#### [TO DO]
Gather every line below where "computers" appears.

[Stored records]
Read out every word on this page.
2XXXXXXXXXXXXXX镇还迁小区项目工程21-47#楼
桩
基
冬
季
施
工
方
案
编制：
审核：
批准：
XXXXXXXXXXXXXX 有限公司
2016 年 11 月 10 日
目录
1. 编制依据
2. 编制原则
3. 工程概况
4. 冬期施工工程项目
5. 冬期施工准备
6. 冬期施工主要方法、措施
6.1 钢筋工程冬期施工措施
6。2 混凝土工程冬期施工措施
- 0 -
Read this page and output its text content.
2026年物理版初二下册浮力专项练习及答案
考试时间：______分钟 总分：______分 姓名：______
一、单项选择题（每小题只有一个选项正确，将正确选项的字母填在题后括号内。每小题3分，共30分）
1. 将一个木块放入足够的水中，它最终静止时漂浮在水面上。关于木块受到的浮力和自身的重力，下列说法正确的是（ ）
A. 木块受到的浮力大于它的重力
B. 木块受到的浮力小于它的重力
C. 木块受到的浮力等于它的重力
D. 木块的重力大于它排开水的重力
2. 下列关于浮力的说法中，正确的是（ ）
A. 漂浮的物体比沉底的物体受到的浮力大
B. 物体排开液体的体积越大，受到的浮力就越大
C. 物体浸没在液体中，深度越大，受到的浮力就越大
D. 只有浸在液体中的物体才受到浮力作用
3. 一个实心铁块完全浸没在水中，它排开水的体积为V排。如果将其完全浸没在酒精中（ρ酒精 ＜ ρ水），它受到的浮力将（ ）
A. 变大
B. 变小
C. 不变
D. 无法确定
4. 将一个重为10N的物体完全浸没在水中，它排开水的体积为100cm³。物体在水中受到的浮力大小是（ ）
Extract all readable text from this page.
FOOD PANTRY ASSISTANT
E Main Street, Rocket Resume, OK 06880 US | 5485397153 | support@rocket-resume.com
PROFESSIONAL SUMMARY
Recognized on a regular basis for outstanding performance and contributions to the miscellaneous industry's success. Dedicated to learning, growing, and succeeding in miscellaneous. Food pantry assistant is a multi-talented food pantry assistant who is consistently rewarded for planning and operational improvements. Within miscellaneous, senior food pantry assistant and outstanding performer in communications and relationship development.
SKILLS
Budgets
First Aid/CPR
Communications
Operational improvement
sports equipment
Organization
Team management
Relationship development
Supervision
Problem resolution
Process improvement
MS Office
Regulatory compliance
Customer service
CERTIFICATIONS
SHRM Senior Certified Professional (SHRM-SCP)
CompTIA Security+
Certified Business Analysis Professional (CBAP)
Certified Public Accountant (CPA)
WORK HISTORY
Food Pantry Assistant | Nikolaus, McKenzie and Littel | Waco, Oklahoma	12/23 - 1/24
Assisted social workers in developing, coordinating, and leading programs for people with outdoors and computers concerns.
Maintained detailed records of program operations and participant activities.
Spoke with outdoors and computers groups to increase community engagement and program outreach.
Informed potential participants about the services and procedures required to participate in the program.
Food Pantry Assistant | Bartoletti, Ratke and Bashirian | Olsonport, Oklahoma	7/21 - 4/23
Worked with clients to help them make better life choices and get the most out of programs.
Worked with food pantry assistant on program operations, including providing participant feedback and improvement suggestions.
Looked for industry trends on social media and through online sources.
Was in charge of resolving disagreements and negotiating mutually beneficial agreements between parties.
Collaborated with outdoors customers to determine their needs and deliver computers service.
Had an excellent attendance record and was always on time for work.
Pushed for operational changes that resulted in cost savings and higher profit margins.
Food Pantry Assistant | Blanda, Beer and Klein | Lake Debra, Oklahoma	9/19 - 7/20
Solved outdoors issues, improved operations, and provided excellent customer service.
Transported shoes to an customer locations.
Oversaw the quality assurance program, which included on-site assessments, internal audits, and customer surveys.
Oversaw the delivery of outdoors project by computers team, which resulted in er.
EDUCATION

#### [ANSWER TO THE TASK]
Assisted social workers in developing, coordinating, and leading programs for people with outdoors and computers concerns.
Spoke with outdoors and computers groups to increase community engagement and program outreach.
Collaborated with outdoors customers to determine their needs and deliver computers service.
Oversaw the delivery of outdoors project by computers team, which resulted in er.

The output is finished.